Entries from a dataset>
__________________________________________________
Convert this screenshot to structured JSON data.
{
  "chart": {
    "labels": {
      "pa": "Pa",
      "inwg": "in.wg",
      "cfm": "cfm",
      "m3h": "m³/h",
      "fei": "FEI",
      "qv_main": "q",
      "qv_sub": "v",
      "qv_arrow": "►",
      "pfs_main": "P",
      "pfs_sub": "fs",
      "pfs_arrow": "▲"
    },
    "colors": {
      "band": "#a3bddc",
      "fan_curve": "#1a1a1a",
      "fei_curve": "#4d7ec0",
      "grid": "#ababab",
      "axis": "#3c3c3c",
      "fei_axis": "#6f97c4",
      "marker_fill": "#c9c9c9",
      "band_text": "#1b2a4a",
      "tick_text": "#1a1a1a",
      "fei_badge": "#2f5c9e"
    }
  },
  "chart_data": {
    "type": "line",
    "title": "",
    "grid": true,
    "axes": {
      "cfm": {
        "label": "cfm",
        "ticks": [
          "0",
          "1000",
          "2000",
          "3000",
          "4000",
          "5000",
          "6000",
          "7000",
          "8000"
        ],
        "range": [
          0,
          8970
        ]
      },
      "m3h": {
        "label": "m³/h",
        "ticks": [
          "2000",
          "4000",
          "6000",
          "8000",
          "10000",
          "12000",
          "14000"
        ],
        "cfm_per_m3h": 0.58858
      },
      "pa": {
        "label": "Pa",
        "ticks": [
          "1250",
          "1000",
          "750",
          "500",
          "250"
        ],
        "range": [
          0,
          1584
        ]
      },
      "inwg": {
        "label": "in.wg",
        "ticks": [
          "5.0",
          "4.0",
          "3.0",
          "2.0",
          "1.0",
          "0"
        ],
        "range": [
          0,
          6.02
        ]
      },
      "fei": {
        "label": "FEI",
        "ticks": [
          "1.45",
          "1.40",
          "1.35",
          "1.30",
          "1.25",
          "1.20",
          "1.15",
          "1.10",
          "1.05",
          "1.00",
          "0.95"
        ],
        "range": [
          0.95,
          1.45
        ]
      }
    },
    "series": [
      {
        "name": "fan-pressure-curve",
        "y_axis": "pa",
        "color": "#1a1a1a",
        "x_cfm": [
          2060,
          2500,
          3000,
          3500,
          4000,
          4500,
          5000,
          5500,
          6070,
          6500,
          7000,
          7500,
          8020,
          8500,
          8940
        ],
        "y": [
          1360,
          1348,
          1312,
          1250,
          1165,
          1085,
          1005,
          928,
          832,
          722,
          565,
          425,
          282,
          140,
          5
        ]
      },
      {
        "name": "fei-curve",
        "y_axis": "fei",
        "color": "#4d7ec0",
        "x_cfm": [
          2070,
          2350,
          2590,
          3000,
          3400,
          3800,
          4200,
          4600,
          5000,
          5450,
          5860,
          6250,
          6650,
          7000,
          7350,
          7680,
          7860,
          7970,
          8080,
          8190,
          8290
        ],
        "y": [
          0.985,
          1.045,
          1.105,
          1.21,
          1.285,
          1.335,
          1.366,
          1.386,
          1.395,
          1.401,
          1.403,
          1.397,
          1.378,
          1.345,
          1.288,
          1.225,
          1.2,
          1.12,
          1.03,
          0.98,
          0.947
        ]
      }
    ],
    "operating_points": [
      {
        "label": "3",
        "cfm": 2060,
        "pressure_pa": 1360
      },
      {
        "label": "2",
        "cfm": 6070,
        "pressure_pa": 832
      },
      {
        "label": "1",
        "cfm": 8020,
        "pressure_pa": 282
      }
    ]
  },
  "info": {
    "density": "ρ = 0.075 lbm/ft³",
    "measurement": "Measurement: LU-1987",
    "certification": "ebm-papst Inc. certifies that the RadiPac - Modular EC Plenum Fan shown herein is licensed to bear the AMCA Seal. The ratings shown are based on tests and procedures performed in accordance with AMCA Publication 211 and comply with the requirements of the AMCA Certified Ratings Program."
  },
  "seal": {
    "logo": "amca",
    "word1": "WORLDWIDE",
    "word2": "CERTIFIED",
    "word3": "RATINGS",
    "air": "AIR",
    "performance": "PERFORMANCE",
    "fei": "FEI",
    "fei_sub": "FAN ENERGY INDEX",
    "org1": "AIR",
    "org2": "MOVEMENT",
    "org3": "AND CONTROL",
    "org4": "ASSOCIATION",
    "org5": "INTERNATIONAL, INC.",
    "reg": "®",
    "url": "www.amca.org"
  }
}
__________________________________________________
EXERCISE DESCRIPTION> Please quote every record above exactly as it appears.

THE REPLY>
Convert this screenshot to structured JSON data.
{
  "chart": {
    "labels": {
      "pa": "Pa",
      "inwg": "in.wg",
      "cfm": "cfm",
      "m3h": "m³/h",
      "fei": "FEI",
      "qv_main": "q",
      "qv_sub": "v",
      "qv_arrow": "►",
      "pfs_main": "P",
      "pfs_sub": "fs",
      "pfs_arrow": "▲"
    },
    "colors": {
      "band": "#a3bddc",
      "fan_curve": "#1a1a1a",
      "fei_curve": "#4d7ec0",
      "grid": "#ababab",
      "axis": "#3c3c3c",
      "fei_axis": "#6f97c4",
      "marker_fill": "#c9c9c9",
      "band_text": "#1b2a4a",
      "tick_text": "#1a1a1a",
      "fei_badge": "#2f5c9e"
    }
  },
  "chart_data": {
    "type": "line",
    "title": "",
    "grid": true,
    "axes": {
      "cfm": {
        "label": "cfm",
        "ticks": [
          "0",
          "1000",
          "2000",
          "3000",
          "4000",
          "5000",
          "6000",
          "7000",
          "8000"
        ],
        "range": [
          0,
          8970
        ]
      },
      "m3h": {
        "label": "m³/h",
        "ticks": [
          "2000",
          "4000",
          "6000",
          "8000",
          "10000",
          "12000",
          "14000"
        ],
        "cfm_per_m3h": 0.58858
      },
      "pa": {
        "label": "Pa",
        "ticks": [
          "1250",
          "1000",
          "750",
          "500",
          "250"
        ],
        "range": [
          0,
          1584
        ]
      },
      "inwg": {
        "label": "in.wg",
        "ticks": [
          "5.0",
          "4.0",
          "3.0",
          "2.0",
          "1.0",
          "0"
        ],
        "range": [
          0,
          6.02
        ]
      },
      "fei": {
        "label": "FEI",
        "ticks": [
          "1.45",
          "1.40",
          "1.35",
          "1.30",
          "1.25",
          "1.20",
          "1.15",
          "1.10",
          "1.05",
          "1.00",
          "0.95"
        ],
        "range": [
          0.95,
          1.45
        ]
      }
    },
    "series": [
      {
        "name": "fan-pressure-curve",
        "y_axis": "pa",
        "color": "#1a1a1a",
        "x_cfm": [
          2060,
          2500,
          3000,
          3500,
          4000,
          4500,
          5000,
          5500,
          6070,
          6500,
          7000,
          7500,
          8020,
          8500,
          8940
        ],
        "y": [
          1360,
          1348,
          1312,
          1250,
          1165,
          1085,
          1005,
          928,
          832,
          722,
          565,
          425,
          282,
          140,
          5
        ]
      },
      {
        "name": "fei-curve",
        "y_axis": "fei",
        "color": "#4d7ec0",
        "x_cfm": [
          2070,
          2350,
          2590,
          3000,
          3400,
          3800,
          4200,
          4600,
          5000,
          5450,
          5860,
          6250,
          6650,
          7000,
          7350,
          7680,
          7860,
          7970,
          8080,
          8190,
          8290
        ],
        "y": [
          0.985,
          1.045,
          1.105,
          1.21,
          1.285,
          1.335,
          1.366,
          1.386,
          1.395,
          1.401,
          1.403,
          1.397,
          1.378,
          1.345,
          1.288,
          1.225,
          1.2,
          1.12,
          1.03,
          0.98,
          0.947
        ]
      }
    ],
    "operating_points": [
      {
        "label": "3",
        "cfm": 2060,
        "pressure_pa": 1360
      },
      {
        "label": "2",
        "cfm": 6070,
        "pressure_pa": 832
      },
      {
        "label": "1",
        "cfm": 8020,
        "pressure_pa": 282
      }
    ]
  },
  "info": {
    "density": "ρ = 0.075 lbm/ft³",
    "measurement": "Measurement: LU-1987",
    "certification": "ebm-papst Inc. certifies that the RadiPac - Modular EC Plenum Fan shown herein is licensed to bear the AMCA Seal. The ratings shown are based on tests and procedures performed in accordance with AMCA Publication 211 and comply with the requirements of the AMCA Certified Ratings Program."
  },
  "seal": {
    "logo": "amca",
    "word1": "WORLDWIDE",
    "word2": "CERTIFIED",
    "word3": "RATINGS",
    "air": "AIR",
    "performance": "PERFORMANCE",
    "fei": "FEI",
    "fei_sub": "FAN ENERGY INDEX",
    "org1": "AIR",
    "org2": "MOVEMENT",
    "org3": "AND CONTROL",
    "org4": "ASSOCIATION",
    "org5": "INTERNATIONAL, INC.",
    "reg": "®",
    "url": "www.amca.org"
  }
}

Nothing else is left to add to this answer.